__DATASET__
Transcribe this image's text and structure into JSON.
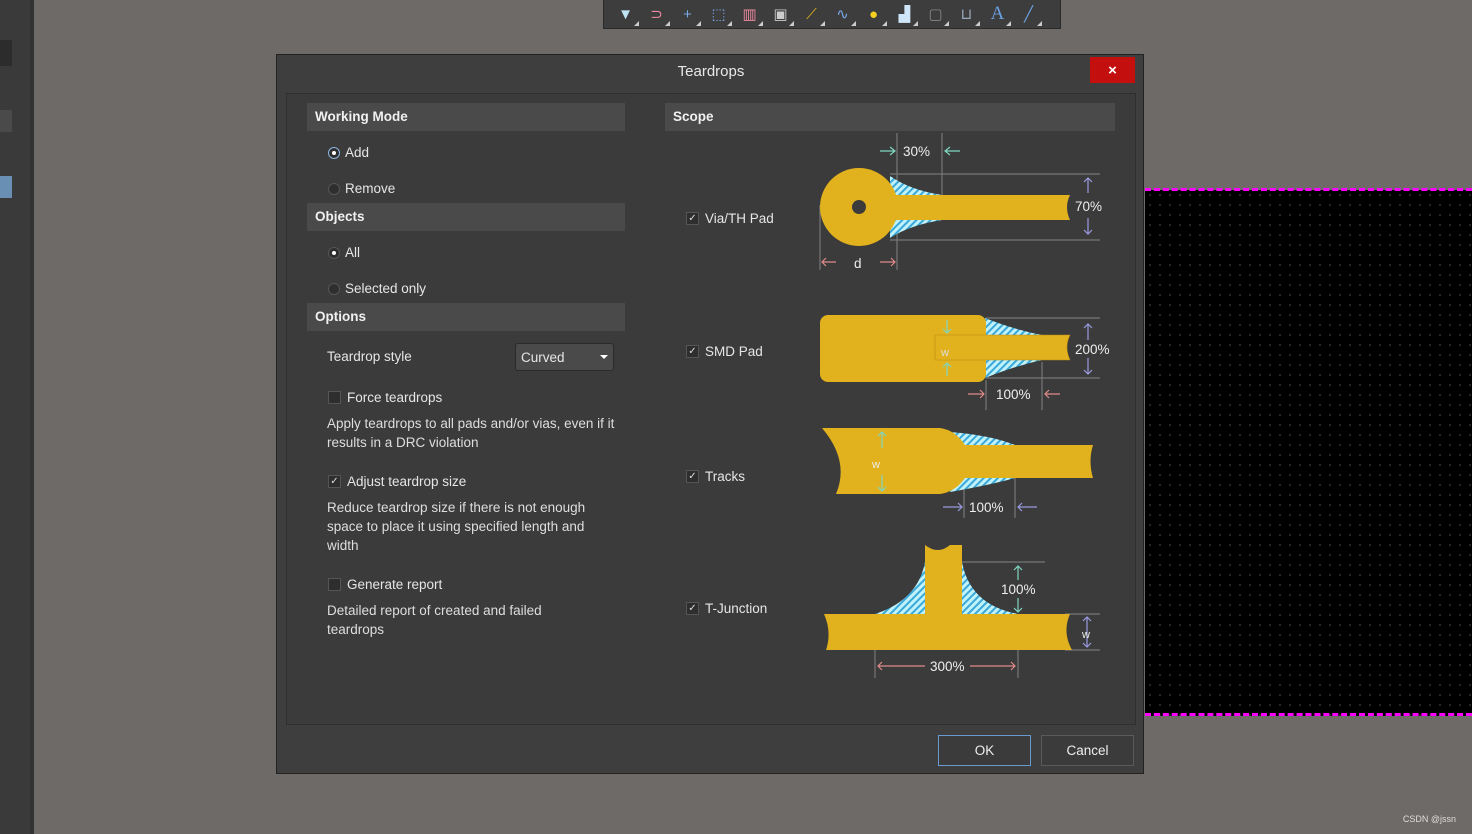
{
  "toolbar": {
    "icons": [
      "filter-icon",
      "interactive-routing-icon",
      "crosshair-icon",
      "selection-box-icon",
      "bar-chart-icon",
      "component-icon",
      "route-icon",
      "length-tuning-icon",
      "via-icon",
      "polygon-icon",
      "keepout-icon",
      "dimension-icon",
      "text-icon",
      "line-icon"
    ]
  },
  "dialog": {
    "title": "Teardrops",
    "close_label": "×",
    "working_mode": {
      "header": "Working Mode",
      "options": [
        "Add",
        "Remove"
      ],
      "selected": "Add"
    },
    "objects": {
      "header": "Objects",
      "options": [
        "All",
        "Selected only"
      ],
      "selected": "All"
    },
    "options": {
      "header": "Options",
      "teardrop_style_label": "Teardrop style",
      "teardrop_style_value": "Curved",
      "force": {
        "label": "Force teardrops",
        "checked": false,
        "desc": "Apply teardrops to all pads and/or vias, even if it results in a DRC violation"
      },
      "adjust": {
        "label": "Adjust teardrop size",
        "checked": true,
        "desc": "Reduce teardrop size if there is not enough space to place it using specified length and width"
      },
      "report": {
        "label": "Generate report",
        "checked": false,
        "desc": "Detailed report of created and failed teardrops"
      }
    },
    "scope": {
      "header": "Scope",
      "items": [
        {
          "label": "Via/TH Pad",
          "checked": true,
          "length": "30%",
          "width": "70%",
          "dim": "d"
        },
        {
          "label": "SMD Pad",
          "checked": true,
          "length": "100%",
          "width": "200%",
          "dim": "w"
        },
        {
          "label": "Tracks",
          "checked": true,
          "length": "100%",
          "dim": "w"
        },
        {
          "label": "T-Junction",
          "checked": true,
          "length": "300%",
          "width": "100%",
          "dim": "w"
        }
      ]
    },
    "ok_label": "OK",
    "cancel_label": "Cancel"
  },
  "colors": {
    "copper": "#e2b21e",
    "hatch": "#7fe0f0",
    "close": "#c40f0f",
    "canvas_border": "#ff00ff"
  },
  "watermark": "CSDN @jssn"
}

__EXERCISE DETAILS__
Set down the records in full and exactly. Do not carry over any image.

__SOLUTION__
Transcribe this image's text and structure into JSON.
{
  "toolbar": {
    "icons": [
      "filter-icon",
      "interactive-routing-icon",
      "crosshair-icon",
      "selection-box-icon",
      "bar-chart-icon",
      "component-icon",
      "route-icon",
      "length-tuning-icon",
      "via-icon",
      "polygon-icon",
      "keepout-icon",
      "dimension-icon",
      "text-icon",
      "line-icon"
    ]
  },
  "dialog": {
    "title": "Teardrops",
    "close_label": "×",
    "working_mode": {
      "header": "Working Mode",
      "options": [
        "Add",
        "Remove"
      ],
      "selected": "Add"
    },
    "objects": {
      "header": "Objects",
      "options": [
        "All",
        "Selected only"
      ],
      "selected": "All"
    },
    "options": {
      "header": "Options",
      "teardrop_style_label": "Teardrop style",
      "teardrop_style_value": "Curved",
      "force": {
        "label": "Force teardrops",
        "checked": false,
        "desc": "Apply teardrops to all pads and/or vias, even if it results in a DRC violation"
      },
      "adjust": {
        "label": "Adjust teardrop size",
        "checked": true,
        "desc": "Reduce teardrop size if there is not enough space to place it using specified length and width"
      },
      "report": {
        "label": "Generate report",
        "checked": false,
        "desc": "Detailed report of created and failed teardrops"
      }
    },
    "scope": {
      "header": "Scope",
      "items": [
        {
          "label": "Via/TH Pad",
          "checked": true,
          "length": "30%",
          "width": "70%",
          "dim": "d"
        },
        {
          "label": "SMD Pad",
          "checked": true,
          "length": "100%",
          "width": "200%",
          "dim": "w"
        },
        {
          "label": "Tracks",
          "checked": true,
          "length": "100%",
          "dim": "w"
        },
        {
          "label": "T-Junction",
          "checked": true,
          "length": "300%",
          "width": "100%",
          "dim": "w"
        }
      ]
    },
    "ok_label": "OK",
    "cancel_label": "Cancel"
  },
  "colors": {
    "copper": "#e2b21e",
    "hatch": "#7fe0f0",
    "close": "#c40f0f",
    "canvas_border": "#ff00ff"
  },
  "watermark": "CSDN @jssn"
}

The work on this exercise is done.